WRITTEN PROBLEM:
Reproduce the listing below in its entirety. Change nothing.

>>>>

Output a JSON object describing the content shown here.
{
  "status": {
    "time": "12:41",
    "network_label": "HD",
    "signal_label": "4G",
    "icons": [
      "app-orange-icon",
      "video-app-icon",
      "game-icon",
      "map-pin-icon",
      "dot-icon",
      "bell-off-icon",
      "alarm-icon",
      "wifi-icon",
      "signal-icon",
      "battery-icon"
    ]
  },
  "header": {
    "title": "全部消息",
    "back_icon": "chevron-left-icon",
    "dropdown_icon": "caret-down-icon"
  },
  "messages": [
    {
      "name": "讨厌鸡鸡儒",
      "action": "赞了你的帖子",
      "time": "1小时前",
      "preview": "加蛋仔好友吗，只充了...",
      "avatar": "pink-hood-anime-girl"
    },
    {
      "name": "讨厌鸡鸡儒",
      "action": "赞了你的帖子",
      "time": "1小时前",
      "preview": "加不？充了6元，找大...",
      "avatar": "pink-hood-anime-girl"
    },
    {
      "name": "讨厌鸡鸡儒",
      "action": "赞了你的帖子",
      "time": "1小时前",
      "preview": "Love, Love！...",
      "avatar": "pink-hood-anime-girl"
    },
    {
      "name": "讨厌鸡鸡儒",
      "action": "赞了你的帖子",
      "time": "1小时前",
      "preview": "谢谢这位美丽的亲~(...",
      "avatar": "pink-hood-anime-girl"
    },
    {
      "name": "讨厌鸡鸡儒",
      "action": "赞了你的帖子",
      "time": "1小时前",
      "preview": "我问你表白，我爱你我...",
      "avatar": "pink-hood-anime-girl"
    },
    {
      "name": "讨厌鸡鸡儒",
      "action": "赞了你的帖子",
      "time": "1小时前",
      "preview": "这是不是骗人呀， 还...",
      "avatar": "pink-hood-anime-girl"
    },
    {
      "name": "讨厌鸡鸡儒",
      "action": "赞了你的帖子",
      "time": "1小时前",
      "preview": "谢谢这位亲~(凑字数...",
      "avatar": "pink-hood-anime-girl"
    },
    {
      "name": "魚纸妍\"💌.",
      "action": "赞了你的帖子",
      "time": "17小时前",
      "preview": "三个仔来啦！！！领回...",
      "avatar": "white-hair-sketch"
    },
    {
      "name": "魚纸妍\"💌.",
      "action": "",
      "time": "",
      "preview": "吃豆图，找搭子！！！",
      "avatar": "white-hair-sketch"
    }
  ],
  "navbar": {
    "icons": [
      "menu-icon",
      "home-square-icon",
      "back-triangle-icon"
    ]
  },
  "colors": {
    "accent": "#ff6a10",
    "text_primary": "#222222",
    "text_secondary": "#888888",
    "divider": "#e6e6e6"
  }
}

<<<<

ANSWER TO THE TASK:
Output a JSON object describing the content shown here.
{
  "status": {
    "time": "12:41",
    "network_label": "HD",
    "signal_label": "4G",
    "icons": [
      "app-orange-icon",
      "video-app-icon",
      "game-icon",
      "map-pin-icon",
      "dot-icon",
      "bell-off-icon",
      "alarm-icon",
      "wifi-icon",
      "signal-icon",
      "battery-icon"
    ]
  },
  "header": {
    "title": "全部消息",
    "back_icon": "chevron-left-icon",
    "dropdown_icon": "caret-down-icon"
  },
  "messages": [
    {
      "name": "讨厌鸡鸡儒",
      "action": "赞了你的帖子",
      "time": "1小时前",
      "preview": "加蛋仔好友吗，只充了...",
      "avatar": "pink-hood-anime-girl"
    },
    {
      "name": "讨厌鸡鸡儒",
      "action": "赞了你的帖子",
      "time": "1小时前",
      "preview": "加不？充了6元，找大...",
      "avatar": "pink-hood-anime-girl"
    },
    {
      "name": "讨厌鸡鸡儒",
      "action": "赞了你的帖子",
      "time": "1小时前",
      "preview": "Love, Love！...",
      "avatar": "pink-hood-anime-girl"
    },
    {
      "name": "讨厌鸡鸡儒",
      "action": "赞了你的帖子",
      "time": "1小时前",
      "preview": "谢谢这位美丽的亲~(...",
      "avatar": "pink-hood-anime-girl"
    },
    {
      "name": "讨厌鸡鸡儒",
      "action": "赞了你的帖子",
      "time": "1小时前",
      "preview": "我问你表白，我爱你我...",
      "avatar": "pink-hood-anime-girl"
    },
    {
      "name": "讨厌鸡鸡儒",
      "action": "赞了你的帖子",
      "time": "1小时前",
      "preview": "这是不是骗人呀， 还...",
      "avatar": "pink-hood-anime-girl"
    },
    {
      "name": "讨厌鸡鸡儒",
      "action": "赞了你的帖子",
      "time": "1小时前",
      "preview": "谢谢这位亲~(凑字数...",
      "avatar": "pink-hood-anime-girl"
    },
    {
      "name": "魚纸妍\"💌.",
      "action": "赞了你的帖子",
      "time": "17小时前",
      "preview": "三个仔来啦！！！领回...",
      "avatar": "white-hair-sketch"
    },
    {
      "name": "魚纸妍\"💌.",
      "action": "",
      "time": "",
      "preview": "吃豆图，找搭子！！！",
      "avatar": "white-hair-sketch"
    }
  ],
  "navbar": {
    "icons": [
      "menu-icon",
      "home-square-icon",
      "back-triangle-icon"
    ]
  },
  "colors": {
    "accent": "#ff6a10",
    "text_primary": "#222222",
    "text_secondary": "#888888",
    "divider": "#e6e6e6"
  }
}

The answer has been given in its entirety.